Depuis quelque temps maintenant, la ville de Prilly traverse une période de turbulences et défraye la chronique. Au centre de l’attention, le syndic libéral-radical et son parti, en raison de leurs liens avec les milieux immobiliers. Cette affaire – ou plutôt ces affaires, car la situation actuelle met en lumière plusieurs fonctionnements problématiques du Parti libéral-radical (PLR) – révèle un parti dont le système de réseautage apparaît en profond décalage avec les aspirations de la population à la transparence.

Aux origines des tensions qui secouent la commune se trouve un syndic en place depuis une vingtaine d’années, habitué à diriger en radical dominant tant «sa» municipalité que l’administration communale, particulièrement le Service de l’urbanisme par le biais duquel il côtoie les principaux acteurs de l’immobilier de la région. L’omniprésence de certains dans la commune interroge d’ailleurs. Et interroge d’autant plus qu’Orllati, Geneco ou le président du conseil d’administration de Realstone Holding SA, notamment, auraient financièrement soutenu sa campagne en 2021. Le syndic trouve cela tout à fait normal et estime «qu’il n’y a pas de mélange des genres». Cependant comment se justifie un don de 15 000 fr.? A titre de comparaison, la campagne socialiste pour cette même élection a coûté 20 000 fr., Conseil communal et municipalité confondus.

Informations extraites
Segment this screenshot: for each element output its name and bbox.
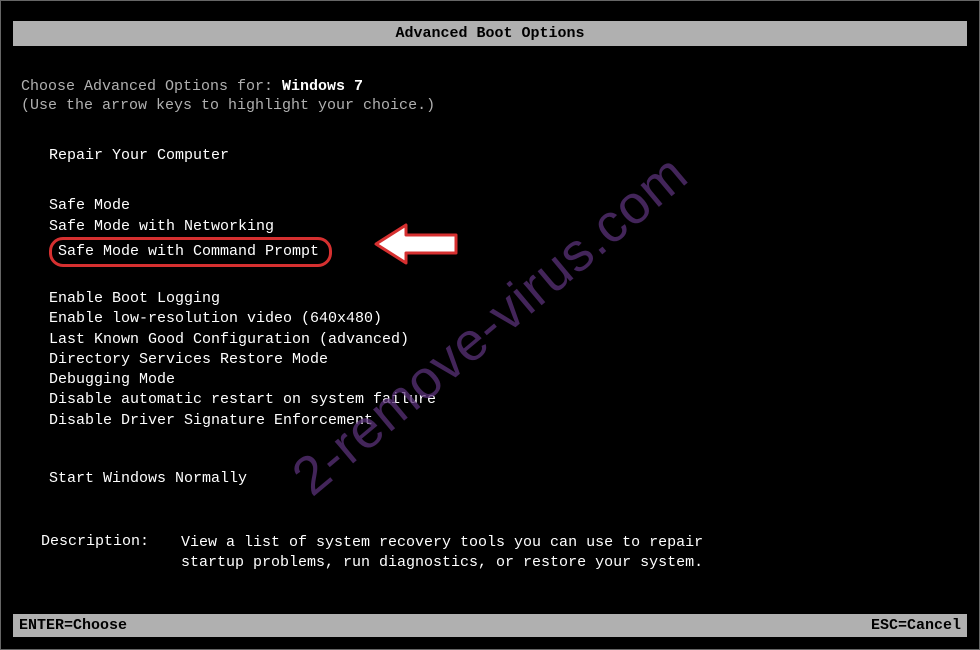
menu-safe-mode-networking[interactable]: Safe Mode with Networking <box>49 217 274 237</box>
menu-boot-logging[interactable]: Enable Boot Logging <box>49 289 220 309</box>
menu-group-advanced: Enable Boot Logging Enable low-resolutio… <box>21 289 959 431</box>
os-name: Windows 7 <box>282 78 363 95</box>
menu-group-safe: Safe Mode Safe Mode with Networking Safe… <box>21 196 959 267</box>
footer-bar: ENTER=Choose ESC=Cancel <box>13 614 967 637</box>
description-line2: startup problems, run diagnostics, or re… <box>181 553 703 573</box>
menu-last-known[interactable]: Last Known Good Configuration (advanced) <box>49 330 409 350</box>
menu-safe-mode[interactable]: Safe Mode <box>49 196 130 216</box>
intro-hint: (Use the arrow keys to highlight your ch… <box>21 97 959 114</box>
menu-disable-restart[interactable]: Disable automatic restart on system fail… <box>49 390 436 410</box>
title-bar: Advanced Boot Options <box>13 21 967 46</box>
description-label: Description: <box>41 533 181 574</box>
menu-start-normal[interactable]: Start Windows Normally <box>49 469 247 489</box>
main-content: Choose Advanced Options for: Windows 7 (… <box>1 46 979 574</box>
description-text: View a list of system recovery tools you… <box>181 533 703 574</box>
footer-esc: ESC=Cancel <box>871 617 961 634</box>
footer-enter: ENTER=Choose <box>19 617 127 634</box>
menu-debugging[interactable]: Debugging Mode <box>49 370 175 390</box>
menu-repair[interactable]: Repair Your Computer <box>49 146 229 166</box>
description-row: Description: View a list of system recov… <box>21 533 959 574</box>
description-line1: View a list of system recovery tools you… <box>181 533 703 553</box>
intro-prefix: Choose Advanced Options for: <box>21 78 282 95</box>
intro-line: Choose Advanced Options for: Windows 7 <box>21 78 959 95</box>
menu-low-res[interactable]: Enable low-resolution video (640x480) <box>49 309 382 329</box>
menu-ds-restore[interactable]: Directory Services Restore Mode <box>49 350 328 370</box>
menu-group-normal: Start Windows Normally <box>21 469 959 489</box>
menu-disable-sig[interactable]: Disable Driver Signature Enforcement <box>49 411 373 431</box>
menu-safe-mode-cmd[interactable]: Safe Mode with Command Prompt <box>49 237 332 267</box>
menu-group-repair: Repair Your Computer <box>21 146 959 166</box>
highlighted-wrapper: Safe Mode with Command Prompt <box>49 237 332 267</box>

Consigne
Poursuivez l'article sur le syndic de Prilly et ses liens avec l'immobilier, en reprenant juste après sa dernière phrase.

Exercice corrigé
Le malaise grandit lorsque l’on consulte les comptes de campagne du PLR pour les élections cantonales de 2022, qui attestent du versement de dons de tiers à hauteur de… 100 francs pour l’ensemble du district (!). La différence de traitement réservé par les milieux économiques au syndic de Prilly ou au PLR cantonal, flagrante, intrigue.

La virulence de la réaction du PLR devant la volonté de la municipalité et du Conseil communal de préempter un terrain pour y construire des logements à loyers abordables – la droite allant jusqu’à quitter le plénum par deux fois pour torpiller le projet – interpelle aussi. N’est-ce qu’une question de philosophie politique – le droit à la propriété privée – qui a enflammé la droite à ce point? Quel rôle a joué la proximité du syndic avec les promoteurs déçus? Nombreuses sont les personnes à s’interroger aussi sur les liens entre le président du PLR de Prilly, qui siège au conseil d’administration de Wincasa SA, et HRS Group, un des acheteurs évincés, deux sociétés qui collaborent sur de nombreux chantiers en Suisse alémanique. La question se pose donc dans cette affaire de savoir si le PLR a uniquement  considéré les besoins criants de la population prillérane en matière de logements.

Quoi qu’il en soit, on ne peut que constater l’incapacité du syndic et plus généralement du PLR à intégrer le fait – et à s’y adapter – que, après cent cinquante ans de suprématie radicale, la gauche a conquis la majorité à l’exécutif comme au législatif et que, conformément aux attentes des électeurs qui attendent un changement, cette dernière n’entend pas y poursuivre une politique de droite.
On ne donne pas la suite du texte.